WRITTEN INSTRUCTION.
Give all the lines below again, exactly, with no pictures.

EXERCISE MATERIAL.
+ + + + + + +

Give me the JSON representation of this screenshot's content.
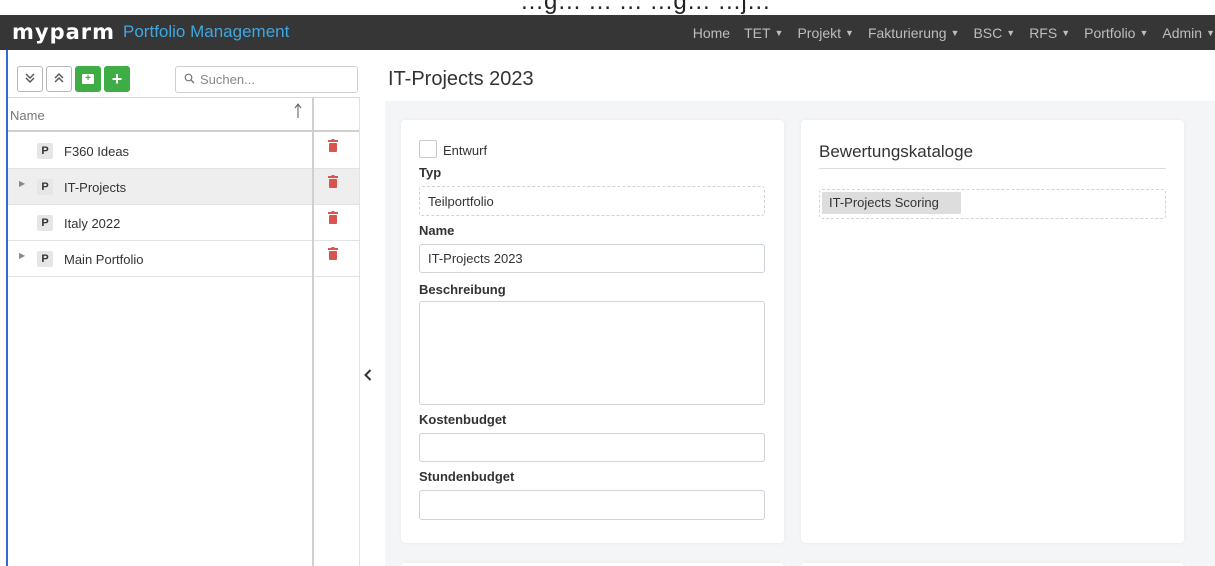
{
  "top_cut_text": "…g… … … …g… …j…",
  "brand": {
    "logo": "myparm",
    "app_name": "Portfolio Management",
    "app_color": "#3fa7e2"
  },
  "nav_menu": [
    {
      "label": "Home",
      "dropdown": false
    },
    {
      "label": "TET",
      "dropdown": true
    },
    {
      "label": "Projekt",
      "dropdown": true
    },
    {
      "label": "Fakturierung",
      "dropdown": true
    },
    {
      "label": "BSC",
      "dropdown": true
    },
    {
      "label": "RFS",
      "dropdown": true
    },
    {
      "label": "Portfolio",
      "dropdown": true
    },
    {
      "label": "Admin",
      "dropdown": true
    }
  ],
  "toolbar": {
    "expand_all_icon": "double-chevron-down-icon",
    "collapse_all_icon": "double-chevron-up-icon",
    "add_child_icon": "add-folder-icon",
    "add_icon": "plus-icon",
    "accent": "#3fad46"
  },
  "search": {
    "placeholder": "Suchen..."
  },
  "tree": {
    "header_name": "Name",
    "sort_icon": "sort-arrow-up-icon",
    "rows": [
      {
        "badge": "P",
        "label": "F360 Ideas",
        "expandable": false,
        "selected": false
      },
      {
        "badge": "P",
        "label": "IT-Projects",
        "expandable": true,
        "selected": true
      },
      {
        "badge": "P",
        "label": "Italy 2022",
        "expandable": false,
        "selected": false
      },
      {
        "badge": "P",
        "label": "Main Portfolio",
        "expandable": true,
        "selected": false
      }
    ],
    "delete_color": "#d9534f"
  },
  "page_title": "IT-Projects 2023",
  "form": {
    "draft_label": "Entwurf",
    "type_label": "Typ",
    "type_value": "Teilportfolio",
    "name_label": "Name",
    "name_value": "IT-Projects 2023",
    "description_label": "Beschreibung",
    "description_value": "",
    "cost_budget_label": "Kostenbudget",
    "cost_budget_value": "",
    "hours_budget_label": "Stundenbudget",
    "hours_budget_value": ""
  },
  "catalogs": {
    "title": "Bewertungskataloge",
    "items": [
      "IT-Projects Scoring"
    ]
  },
  "nav_bg": "#363636"
}
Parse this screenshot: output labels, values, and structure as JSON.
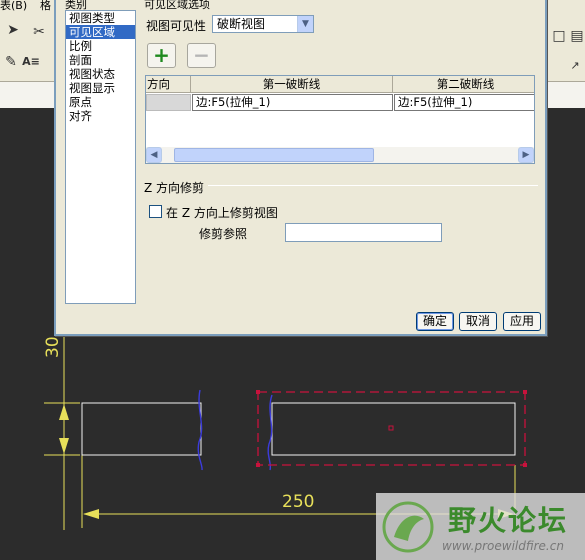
{
  "app": {
    "menu": [
      "表(B)",
      "格"
    ]
  },
  "dialog": {
    "category_legend": "类别",
    "category_items": [
      "视图类型",
      "可见区域",
      "比例",
      "剖面",
      "视图状态",
      "视图显示",
      "原点",
      "对齐"
    ],
    "selected_index": 1,
    "section_legend": "可见区域选项",
    "visibility_label": "视图可见性",
    "visibility_value": "破断视图",
    "add_button": "+",
    "remove_button": "−",
    "table": {
      "headers": [
        "方向",
        "第一破断线",
        "第二破断线"
      ],
      "rows": [
        [
          "",
          "边:F5(拉伸_1)",
          "边:F5(拉伸_1)"
        ]
      ]
    },
    "z_clip_legend": "Z 方向修剪",
    "z_clip_checkbox": "在 Z 方向上修剪视图",
    "clip_ref_label": "修剪参照",
    "clip_ref_value": "",
    "ok_button": "确定",
    "cancel_button": "取消",
    "apply_button": "应用"
  },
  "drawing": {
    "dim_vertical": "30",
    "dim_horizontal": "250"
  },
  "watermark": {
    "title": "野火论坛",
    "url": "www.proewildfire.cn"
  },
  "colors": {
    "accent_green": "#1f8a1f",
    "selection_red": "#c8123c",
    "dimension_yellow": "#e8e05a",
    "break_line_blue": "#3c3cdc"
  }
}
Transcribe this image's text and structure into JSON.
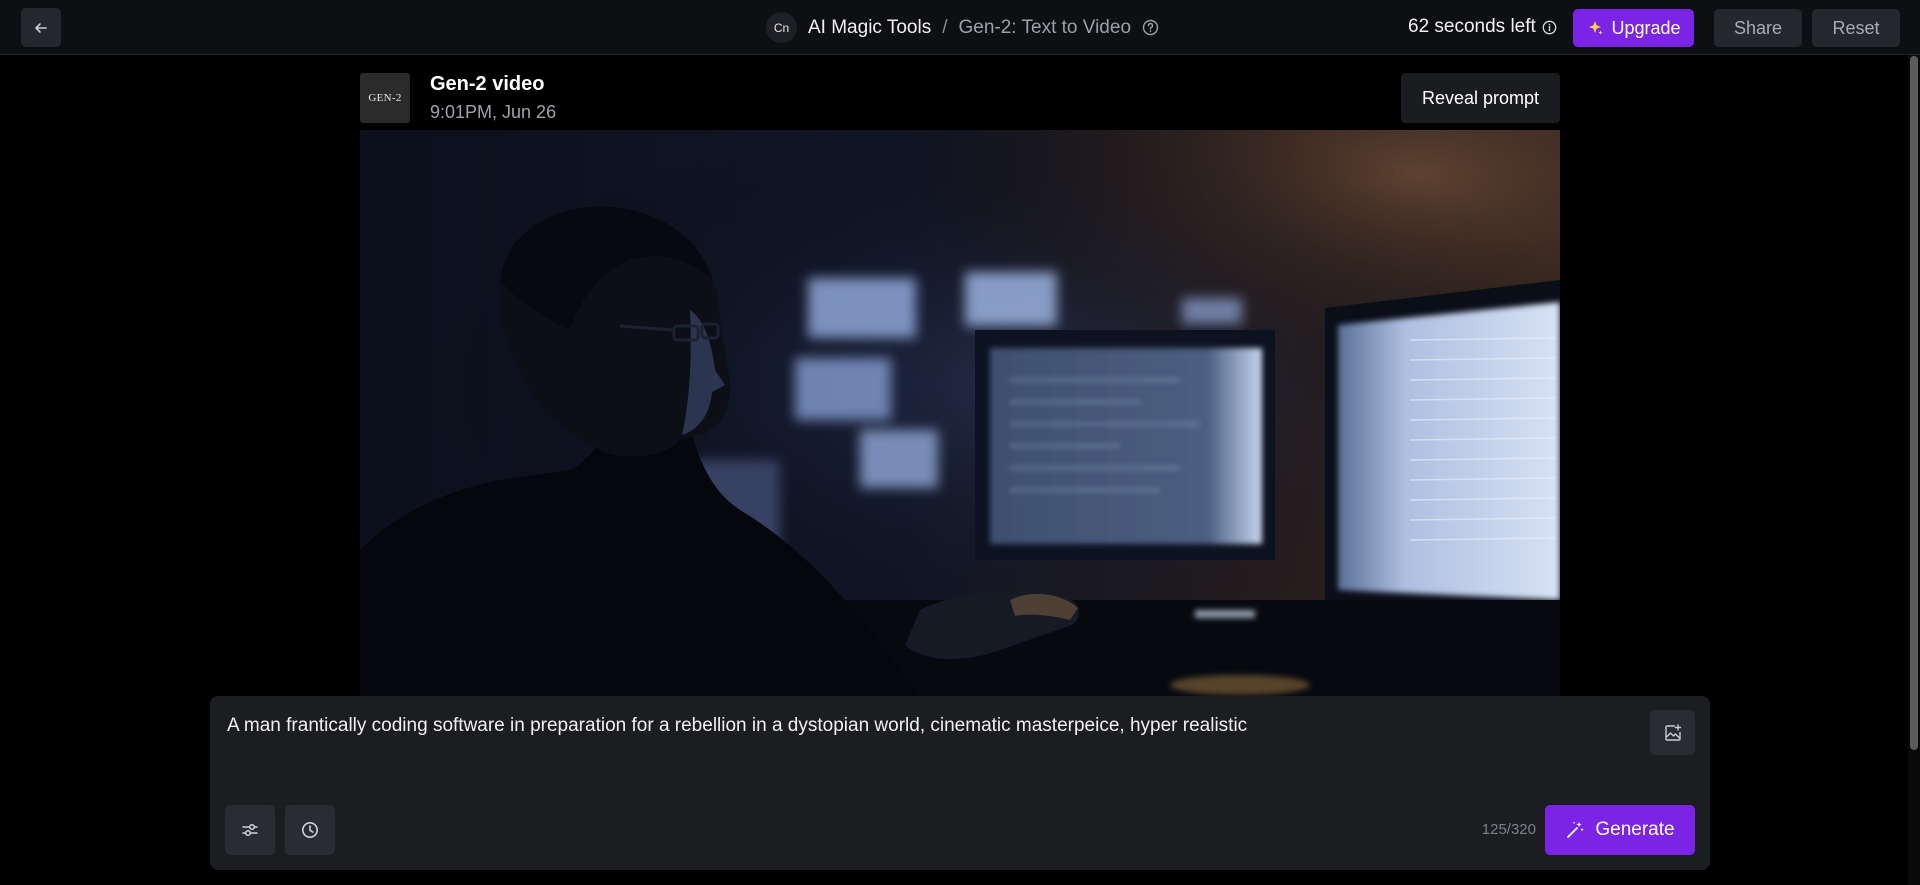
{
  "topbar": {
    "back_icon": "arrow-left-icon",
    "workspace_initials": "Cn",
    "breadcrumb_root": "AI Magic Tools",
    "breadcrumb_separator": "/",
    "breadcrumb_current": "Gen-2: Text to Video",
    "help_icon": "question-circle-icon",
    "timer_text": "62 seconds left",
    "timer_info_icon": "info-circle-icon",
    "upgrade_label": "Upgrade",
    "upgrade_icon": "sparkle-icon",
    "share_label": "Share",
    "reset_label": "Reset"
  },
  "video": {
    "thumbnail_text": "GEN-2",
    "title": "Gen-2 video",
    "date": "9:01PM, Jun 26",
    "reveal_prompt_label": "Reveal prompt"
  },
  "prompt": {
    "text": "A man frantically coding software in preparation for a rebellion in a dystopian world, cinematic masterpeice, hyper realistic",
    "char_count": "125/320",
    "image_upload_icon": "image-upload-icon",
    "settings_icon": "sliders-icon",
    "history_icon": "clock-icon",
    "generate_label": "Generate",
    "generate_icon": "magic-wand-icon"
  },
  "colors": {
    "accent": "#7b24e6",
    "background": "#000000",
    "panel": "#1c1d21",
    "button": "#25272c"
  }
}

+ + + + + + +

RESULT OF THE EXERCISE.
Give me the JSON representation of this screenshot's content.
{
  "top_cut_text": "…g… … … …g… …j…",
  "brand": {
    "logo": "myparm",
    "app_name": "Portfolio Management",
    "app_color": "#3fa7e2"
  },
  "nav_menu": [
    {
      "label": "Home",
      "dropdown": false
    },
    {
      "label": "TET",
      "dropdown": true
    },
    {
      "label": "Projekt",
      "dropdown": true
    },
    {
      "label": "Fakturierung",
      "dropdown": true
    },
    {
      "label": "BSC",
      "dropdown": true
    },
    {
      "label": "RFS",
      "dropdown": true
    },
    {
      "label": "Portfolio",
      "dropdown": true
    },
    {
      "label": "Admin",
      "dropdown": true
    }
  ],
  "toolbar": {
    "expand_all_icon": "double-chevron-down-icon",
    "collapse_all_icon": "double-chevron-up-icon",
    "add_child_icon": "add-folder-icon",
    "add_icon": "plus-icon",
    "accent": "#3fad46"
  },
  "search": {
    "placeholder": "Suchen..."
  },
  "tree": {
    "header_name": "Name",
    "sort_icon": "sort-arrow-up-icon",
    "rows": [
      {
        "badge": "P",
        "label": "F360 Ideas",
        "expandable": false,
        "selected": false
      },
      {
        "badge": "P",
        "label": "IT-Projects",
        "expandable": true,
        "selected": true
      },
      {
        "badge": "P",
        "label": "Italy 2022",
        "expandable": false,
        "selected": false
      },
      {
        "badge": "P",
        "label": "Main Portfolio",
        "expandable": true,
        "selected": false
      }
    ],
    "delete_color": "#d9534f"
  },
  "page_title": "IT-Projects 2023",
  "form": {
    "draft_label": "Entwurf",
    "type_label": "Typ",
    "type_value": "Teilportfolio",
    "name_label": "Name",
    "name_value": "IT-Projects 2023",
    "description_label": "Beschreibung",
    "description_value": "",
    "cost_budget_label": "Kostenbudget",
    "cost_budget_value": "",
    "hours_budget_label": "Stundenbudget",
    "hours_budget_value": ""
  },
  "catalogs": {
    "title": "Bewertungskataloge",
    "items": [
      "IT-Projects Scoring"
    ]
  },
  "nav_bg": "#363636"
}
Parse this screenshot: output labels, values, and structure as JSON.
{
  "app": {
    "menu": [
      "表(B)",
      "格"
    ]
  },
  "dialog": {
    "category_legend": "类别",
    "category_items": [
      "视图类型",
      "可见区域",
      "比例",
      "剖面",
      "视图状态",
      "视图显示",
      "原点",
      "对齐"
    ],
    "selected_index": 1,
    "section_legend": "可见区域选项",
    "visibility_label": "视图可见性",
    "visibility_value": "破断视图",
    "add_button": "+",
    "remove_button": "−",
    "table": {
      "headers": [
        "方向",
        "第一破断线",
        "第二破断线"
      ],
      "rows": [
        [
          "",
          "边:F5(拉伸_1)",
          "边:F5(拉伸_1)"
        ]
      ]
    },
    "z_clip_legend": "Z 方向修剪",
    "z_clip_checkbox": "在 Z 方向上修剪视图",
    "clip_ref_label": "修剪参照",
    "clip_ref_value": "",
    "ok_button": "确定",
    "cancel_button": "取消",
    "apply_button": "应用"
  },
  "drawing": {
    "dim_vertical": "30",
    "dim_horizontal": "250"
  },
  "watermark": {
    "title": "野火论坛",
    "url": "www.proewildfire.cn"
  },
  "colors": {
    "accent_green": "#1f8a1f",
    "selection_red": "#c8123c",
    "dimension_yellow": "#e8e05a",
    "break_line_blue": "#3c3cdc"
  }
}
Transcribe this image's text and structure into JSON.
{
  "topbar": {
    "back_icon": "arrow-left-icon",
    "workspace_initials": "Cn",
    "breadcrumb_root": "AI Magic Tools",
    "breadcrumb_separator": "/",
    "breadcrumb_current": "Gen-2: Text to Video",
    "help_icon": "question-circle-icon",
    "timer_text": "62 seconds left",
    "timer_info_icon": "info-circle-icon",
    "upgrade_label": "Upgrade",
    "upgrade_icon": "sparkle-icon",
    "share_label": "Share",
    "reset_label": "Reset"
  },
  "video": {
    "thumbnail_text": "GEN-2",
    "title": "Gen-2 video",
    "date": "9:01PM, Jun 26",
    "reveal_prompt_label": "Reveal prompt"
  },
  "prompt": {
    "text": "A man frantically coding software in preparation for a rebellion in a dystopian world, cinematic masterpeice, hyper realistic",
    "char_count": "125/320",
    "image_upload_icon": "image-upload-icon",
    "settings_icon": "sliders-icon",
    "history_icon": "clock-icon",
    "generate_label": "Generate",
    "generate_icon": "magic-wand-icon"
  },
  "colors": {
    "accent": "#7b24e6",
    "background": "#000000",
    "panel": "#1c1d21",
    "button": "#25272c"
  }
}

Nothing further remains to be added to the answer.